• 本文:
--*--

虐殺ハッピーエンド  原作/宮月新 作画/向浦宏和

文字数 1,849文字

高校生・草壁真琴は、重病の妹の治療費を稼ぐため、バイト漬けの日々を過ごしていた。働かない父親、子供を置いて逃げた母親、バイト先でのイジメ…そんな状況にもめげず、妹を救うべく生きてきた。しかし、無情にも妹の余命が短いと告げられ、絶望した真琴は…命の重さを問う、最凶パニックサスペンス!


(「マンガParkより」より引用)

https://manga-park.com/title/658

『シグナル100』を読んだ直後だけに、これを読むかどうかをかなり逡巡してたみたいだね。
うん。自殺催眠が生まれるきっかけとなった『シグナル100 零』については、感覚的に読むのは危険だと回避したのだけど。

こっちを結局は読んだ理由は、何かあったの?

作品1つで宮月新を「無理!」と判断するのは早いかなと思ったんだ。
そしてその結果は?
これはね、面白かった。『シグナル100』よりもこっちのほうが断然面白いのではないかと思う。
主人公は高校生・草壁真琴。
働かない父親と、自分たちを置いて家を出た母親、重篤な状態で入院中の妹(詩織)という家庭環境の中、妹の病院代を稼ぐために懸命なバイト三昧。
学業がおろそかになるレベルのバイト三昧なんだよね。しかもそのバイト先には恐喝まがいのことをしてくるいやーな先輩もいて、こんな不幸な状態はいくらなんでも辛すぎる……。

--*--

[保存データ項目]
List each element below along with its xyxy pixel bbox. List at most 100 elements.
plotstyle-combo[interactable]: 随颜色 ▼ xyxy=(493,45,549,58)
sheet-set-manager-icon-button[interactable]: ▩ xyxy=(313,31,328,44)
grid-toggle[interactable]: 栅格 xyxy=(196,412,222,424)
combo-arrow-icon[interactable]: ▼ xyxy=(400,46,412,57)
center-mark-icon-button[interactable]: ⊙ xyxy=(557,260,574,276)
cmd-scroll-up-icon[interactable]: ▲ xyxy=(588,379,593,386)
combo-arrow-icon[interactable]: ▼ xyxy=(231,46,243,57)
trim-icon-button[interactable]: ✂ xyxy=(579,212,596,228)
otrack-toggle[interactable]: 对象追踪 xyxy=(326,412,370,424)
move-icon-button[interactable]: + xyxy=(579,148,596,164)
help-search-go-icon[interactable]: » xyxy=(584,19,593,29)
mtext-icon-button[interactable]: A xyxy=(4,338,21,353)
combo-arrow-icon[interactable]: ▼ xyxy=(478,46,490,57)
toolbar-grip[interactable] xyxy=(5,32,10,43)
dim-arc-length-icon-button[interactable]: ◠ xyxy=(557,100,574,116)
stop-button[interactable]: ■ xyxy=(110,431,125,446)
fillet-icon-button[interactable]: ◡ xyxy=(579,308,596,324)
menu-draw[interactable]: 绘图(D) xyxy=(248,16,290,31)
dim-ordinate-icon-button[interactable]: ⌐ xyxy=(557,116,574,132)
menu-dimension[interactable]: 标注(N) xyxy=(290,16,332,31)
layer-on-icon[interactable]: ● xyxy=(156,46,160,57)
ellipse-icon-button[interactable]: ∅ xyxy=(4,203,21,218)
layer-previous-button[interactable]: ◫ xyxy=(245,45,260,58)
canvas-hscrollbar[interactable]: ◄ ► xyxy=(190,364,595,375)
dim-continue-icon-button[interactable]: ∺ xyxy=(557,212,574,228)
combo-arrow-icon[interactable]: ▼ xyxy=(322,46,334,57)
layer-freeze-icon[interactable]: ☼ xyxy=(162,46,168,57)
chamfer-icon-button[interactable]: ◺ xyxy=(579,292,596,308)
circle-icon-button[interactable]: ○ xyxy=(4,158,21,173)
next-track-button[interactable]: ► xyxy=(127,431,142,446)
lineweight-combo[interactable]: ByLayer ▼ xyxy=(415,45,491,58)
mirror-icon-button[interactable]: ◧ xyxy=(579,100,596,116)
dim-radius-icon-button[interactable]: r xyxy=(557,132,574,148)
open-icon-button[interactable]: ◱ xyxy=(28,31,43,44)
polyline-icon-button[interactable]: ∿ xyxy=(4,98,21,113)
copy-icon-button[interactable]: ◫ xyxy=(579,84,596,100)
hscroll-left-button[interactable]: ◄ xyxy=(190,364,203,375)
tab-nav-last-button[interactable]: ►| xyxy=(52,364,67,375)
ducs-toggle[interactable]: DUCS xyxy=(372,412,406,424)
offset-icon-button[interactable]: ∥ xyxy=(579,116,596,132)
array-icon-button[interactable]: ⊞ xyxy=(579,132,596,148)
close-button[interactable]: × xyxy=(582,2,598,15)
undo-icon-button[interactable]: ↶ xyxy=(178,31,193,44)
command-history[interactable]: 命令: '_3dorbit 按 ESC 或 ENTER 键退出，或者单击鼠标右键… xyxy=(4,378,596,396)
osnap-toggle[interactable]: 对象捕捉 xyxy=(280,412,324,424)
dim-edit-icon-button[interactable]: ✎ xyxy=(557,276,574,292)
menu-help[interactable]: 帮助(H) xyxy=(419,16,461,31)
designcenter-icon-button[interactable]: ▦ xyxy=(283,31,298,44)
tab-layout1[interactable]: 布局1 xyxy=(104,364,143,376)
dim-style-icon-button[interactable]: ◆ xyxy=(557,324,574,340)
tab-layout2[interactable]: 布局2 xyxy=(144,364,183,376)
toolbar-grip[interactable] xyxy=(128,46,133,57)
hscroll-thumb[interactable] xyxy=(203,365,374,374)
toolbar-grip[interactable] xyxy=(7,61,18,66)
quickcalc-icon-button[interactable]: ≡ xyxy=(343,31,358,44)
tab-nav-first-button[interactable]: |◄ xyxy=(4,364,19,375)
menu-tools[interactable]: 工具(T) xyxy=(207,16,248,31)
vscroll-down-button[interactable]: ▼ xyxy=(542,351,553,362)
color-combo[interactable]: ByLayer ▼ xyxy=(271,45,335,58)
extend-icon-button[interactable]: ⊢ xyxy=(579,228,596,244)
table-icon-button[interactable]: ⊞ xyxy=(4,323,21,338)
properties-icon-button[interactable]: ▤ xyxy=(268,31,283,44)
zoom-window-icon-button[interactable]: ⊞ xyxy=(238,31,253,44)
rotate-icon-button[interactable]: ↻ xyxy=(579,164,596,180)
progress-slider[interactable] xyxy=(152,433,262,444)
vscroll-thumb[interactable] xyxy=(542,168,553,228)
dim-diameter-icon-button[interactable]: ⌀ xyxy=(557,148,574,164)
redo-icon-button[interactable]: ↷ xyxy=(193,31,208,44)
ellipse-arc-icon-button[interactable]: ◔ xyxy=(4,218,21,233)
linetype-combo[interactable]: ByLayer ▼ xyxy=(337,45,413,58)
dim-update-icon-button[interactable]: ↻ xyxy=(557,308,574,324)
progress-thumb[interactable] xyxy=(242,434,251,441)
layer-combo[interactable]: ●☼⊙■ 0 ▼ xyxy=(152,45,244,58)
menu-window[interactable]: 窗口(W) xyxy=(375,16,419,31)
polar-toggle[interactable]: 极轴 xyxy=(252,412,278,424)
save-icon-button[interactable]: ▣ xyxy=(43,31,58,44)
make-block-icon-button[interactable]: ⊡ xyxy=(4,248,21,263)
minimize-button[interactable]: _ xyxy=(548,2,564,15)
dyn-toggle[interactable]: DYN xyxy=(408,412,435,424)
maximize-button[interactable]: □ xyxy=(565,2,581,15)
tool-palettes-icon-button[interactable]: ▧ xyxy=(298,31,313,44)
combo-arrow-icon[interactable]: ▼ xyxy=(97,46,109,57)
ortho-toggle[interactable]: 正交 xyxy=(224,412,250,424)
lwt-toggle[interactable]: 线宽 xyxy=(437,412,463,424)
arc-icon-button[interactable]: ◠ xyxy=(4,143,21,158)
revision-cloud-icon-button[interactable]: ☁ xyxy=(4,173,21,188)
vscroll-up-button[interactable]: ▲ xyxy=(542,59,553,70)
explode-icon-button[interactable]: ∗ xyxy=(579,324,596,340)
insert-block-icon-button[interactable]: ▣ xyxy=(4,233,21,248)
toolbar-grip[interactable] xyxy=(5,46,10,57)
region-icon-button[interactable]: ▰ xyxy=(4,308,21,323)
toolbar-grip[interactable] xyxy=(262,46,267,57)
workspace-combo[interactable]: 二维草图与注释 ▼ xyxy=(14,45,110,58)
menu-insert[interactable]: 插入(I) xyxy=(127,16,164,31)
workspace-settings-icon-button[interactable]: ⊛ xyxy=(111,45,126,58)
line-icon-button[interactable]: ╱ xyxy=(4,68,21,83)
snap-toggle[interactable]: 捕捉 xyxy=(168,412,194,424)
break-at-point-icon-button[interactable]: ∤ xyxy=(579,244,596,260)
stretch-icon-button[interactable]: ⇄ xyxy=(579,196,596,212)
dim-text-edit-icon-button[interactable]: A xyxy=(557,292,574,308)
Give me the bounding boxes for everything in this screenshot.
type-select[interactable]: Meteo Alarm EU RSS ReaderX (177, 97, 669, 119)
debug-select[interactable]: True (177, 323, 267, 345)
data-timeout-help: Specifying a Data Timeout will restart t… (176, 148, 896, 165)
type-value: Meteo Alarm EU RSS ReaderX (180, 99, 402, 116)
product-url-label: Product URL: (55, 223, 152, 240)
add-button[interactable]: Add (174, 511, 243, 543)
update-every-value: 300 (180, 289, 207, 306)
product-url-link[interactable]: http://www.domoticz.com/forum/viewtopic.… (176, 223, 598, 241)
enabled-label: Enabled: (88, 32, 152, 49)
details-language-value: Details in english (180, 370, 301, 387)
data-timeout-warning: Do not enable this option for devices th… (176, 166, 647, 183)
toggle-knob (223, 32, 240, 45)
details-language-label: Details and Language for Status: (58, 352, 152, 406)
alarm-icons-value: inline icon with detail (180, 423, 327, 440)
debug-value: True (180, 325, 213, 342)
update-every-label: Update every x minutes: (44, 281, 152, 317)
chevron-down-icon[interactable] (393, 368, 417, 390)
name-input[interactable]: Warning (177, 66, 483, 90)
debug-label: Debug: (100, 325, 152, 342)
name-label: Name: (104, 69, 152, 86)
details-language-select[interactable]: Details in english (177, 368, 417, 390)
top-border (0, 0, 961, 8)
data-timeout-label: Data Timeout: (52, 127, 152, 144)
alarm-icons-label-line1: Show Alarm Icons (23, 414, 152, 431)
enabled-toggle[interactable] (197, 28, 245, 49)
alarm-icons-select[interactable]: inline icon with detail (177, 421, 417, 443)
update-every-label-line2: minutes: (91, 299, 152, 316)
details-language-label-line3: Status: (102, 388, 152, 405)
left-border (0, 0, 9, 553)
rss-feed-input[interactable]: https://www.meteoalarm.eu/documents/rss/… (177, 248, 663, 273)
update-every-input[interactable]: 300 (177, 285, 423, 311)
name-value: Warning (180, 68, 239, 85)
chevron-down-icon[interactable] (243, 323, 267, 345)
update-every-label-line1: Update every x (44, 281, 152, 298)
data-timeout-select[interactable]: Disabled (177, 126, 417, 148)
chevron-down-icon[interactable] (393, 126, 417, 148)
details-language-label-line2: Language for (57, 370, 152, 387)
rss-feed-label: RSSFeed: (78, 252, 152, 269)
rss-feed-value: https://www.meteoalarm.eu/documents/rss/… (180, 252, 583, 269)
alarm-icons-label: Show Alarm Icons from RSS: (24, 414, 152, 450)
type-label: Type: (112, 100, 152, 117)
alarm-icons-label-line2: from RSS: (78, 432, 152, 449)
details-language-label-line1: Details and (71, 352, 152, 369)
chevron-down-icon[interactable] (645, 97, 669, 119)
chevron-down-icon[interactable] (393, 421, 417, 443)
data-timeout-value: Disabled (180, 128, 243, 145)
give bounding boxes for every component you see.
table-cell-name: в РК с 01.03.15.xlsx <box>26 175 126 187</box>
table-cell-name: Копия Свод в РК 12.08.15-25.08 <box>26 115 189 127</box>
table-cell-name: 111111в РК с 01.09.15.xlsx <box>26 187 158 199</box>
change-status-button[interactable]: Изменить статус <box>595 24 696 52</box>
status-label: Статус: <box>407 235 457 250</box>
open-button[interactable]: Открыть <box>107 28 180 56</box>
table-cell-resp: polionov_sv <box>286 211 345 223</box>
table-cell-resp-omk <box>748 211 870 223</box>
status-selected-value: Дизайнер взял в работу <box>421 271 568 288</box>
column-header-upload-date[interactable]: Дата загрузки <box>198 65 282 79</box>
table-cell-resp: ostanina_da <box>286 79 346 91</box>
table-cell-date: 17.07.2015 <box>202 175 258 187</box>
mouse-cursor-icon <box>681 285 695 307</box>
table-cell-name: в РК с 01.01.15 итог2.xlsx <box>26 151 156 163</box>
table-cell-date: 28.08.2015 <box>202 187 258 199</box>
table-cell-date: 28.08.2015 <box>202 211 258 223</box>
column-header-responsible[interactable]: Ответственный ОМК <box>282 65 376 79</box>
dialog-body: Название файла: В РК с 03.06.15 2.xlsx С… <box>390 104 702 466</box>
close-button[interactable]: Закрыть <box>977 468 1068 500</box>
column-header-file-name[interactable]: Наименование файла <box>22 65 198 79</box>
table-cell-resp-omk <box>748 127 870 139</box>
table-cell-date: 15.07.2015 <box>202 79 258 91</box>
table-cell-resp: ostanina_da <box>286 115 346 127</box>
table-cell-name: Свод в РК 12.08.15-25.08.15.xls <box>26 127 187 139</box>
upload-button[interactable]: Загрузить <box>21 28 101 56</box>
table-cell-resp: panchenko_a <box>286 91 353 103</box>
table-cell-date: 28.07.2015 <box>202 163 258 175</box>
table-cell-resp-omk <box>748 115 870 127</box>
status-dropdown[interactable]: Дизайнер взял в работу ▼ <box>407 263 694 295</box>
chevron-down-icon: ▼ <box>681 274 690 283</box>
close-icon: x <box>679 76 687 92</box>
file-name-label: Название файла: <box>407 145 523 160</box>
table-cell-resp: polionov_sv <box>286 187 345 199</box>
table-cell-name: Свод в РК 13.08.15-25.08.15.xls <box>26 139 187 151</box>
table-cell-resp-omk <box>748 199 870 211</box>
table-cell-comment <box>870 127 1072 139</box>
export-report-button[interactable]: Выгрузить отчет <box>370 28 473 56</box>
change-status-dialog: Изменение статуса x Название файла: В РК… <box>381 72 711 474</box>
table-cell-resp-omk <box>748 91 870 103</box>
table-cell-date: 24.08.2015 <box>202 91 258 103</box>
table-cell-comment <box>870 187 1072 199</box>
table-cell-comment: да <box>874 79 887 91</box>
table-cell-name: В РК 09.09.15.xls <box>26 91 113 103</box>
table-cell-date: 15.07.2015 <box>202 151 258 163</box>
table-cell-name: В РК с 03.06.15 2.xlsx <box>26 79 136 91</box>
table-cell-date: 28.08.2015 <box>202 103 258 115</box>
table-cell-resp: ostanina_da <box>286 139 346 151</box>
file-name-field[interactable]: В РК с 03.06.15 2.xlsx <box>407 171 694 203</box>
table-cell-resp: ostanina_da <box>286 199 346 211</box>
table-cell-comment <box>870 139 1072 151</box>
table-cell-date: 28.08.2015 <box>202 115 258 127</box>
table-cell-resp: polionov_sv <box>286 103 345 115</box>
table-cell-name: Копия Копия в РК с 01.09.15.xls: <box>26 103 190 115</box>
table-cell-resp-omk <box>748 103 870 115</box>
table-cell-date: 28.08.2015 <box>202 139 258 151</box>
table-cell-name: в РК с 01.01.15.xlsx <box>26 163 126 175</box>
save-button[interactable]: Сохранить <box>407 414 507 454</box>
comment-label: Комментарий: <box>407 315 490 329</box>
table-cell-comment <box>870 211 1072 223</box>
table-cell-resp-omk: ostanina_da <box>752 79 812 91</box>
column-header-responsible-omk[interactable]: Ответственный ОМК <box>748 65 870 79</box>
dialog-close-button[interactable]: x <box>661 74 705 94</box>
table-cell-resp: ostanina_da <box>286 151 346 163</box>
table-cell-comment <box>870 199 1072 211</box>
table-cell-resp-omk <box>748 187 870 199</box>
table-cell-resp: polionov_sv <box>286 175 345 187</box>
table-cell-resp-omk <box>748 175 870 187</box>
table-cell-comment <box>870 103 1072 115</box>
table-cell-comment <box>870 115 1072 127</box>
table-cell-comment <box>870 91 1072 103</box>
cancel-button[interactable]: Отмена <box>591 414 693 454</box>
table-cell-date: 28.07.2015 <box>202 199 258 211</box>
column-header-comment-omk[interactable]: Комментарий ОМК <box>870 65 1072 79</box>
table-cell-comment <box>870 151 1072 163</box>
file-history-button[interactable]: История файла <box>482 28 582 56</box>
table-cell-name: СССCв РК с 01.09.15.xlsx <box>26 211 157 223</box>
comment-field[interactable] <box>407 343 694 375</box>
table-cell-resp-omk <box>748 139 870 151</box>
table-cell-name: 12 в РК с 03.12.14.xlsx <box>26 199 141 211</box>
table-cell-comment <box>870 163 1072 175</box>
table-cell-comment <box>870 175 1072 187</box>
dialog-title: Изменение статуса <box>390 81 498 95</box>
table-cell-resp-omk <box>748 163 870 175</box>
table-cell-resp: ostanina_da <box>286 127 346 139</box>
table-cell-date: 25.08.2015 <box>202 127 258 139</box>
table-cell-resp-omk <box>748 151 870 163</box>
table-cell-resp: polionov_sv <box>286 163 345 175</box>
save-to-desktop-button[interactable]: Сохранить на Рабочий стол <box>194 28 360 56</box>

--*--

• 設問:
**1)** 本文のうち、「文字数 1,849文字」から「こっちを結局は読んだ理由は、何かあったの?」までのすべてを一字も変えずに書き写しなさい。
**2)** 本文によると、入院中の草壁真琴の妹の名前は何か。
**3)** 『虐殺ハッピーエンド』を扱った本文の内容を2文で要約しなさい。
答えは本文の内容だけをもとに書くこと。

• あなたの解答:
**1)**
文字数 1,849文字

高校生・草壁真琴は、重病の妹の治療費を稼ぐため、バイト漬けの日々を過ごしていた。働かない父親、子供を置いて逃げた母親、バイト先でのイジメ…そんな状況にもめげず、妹を救うべく生きてきた。しかし、無情にも妹の余命が短いと告げられ、絶望した真琴は…命の重さを問う、最凶パニックサスペンス!


(「マンガParkより」より引用)

https://manga-park.com/title/658

『シグナル100』を読んだ直後だけに、これを読むかどうかをかなり逡巡してたみたいだね。
うん。自殺催眠が生まれるきっかけとなった『シグナル100 零』については、感覚的に読むのは危険だと回避したのだけど。

こっちを結局は読んだ理由は、何かあったの?

**2)** 詩織

**3)** 本文の語り手は『シグナル100』を読んだ直後で読むかどうか迷ったが、作品1つで宮月新を判断するのは早いと考えて読み、『シグナル100』よりも断然面白いのではないかと述べている。主人公の高校生・草壁真琴は、働かない父親と家を出た母親という家庭環境の中で、入院中の妹の病院代を稼ぐためにバイト三昧の日々を送り、バイト先では恐喝まがいのことをしてくる先輩にも悩まされている。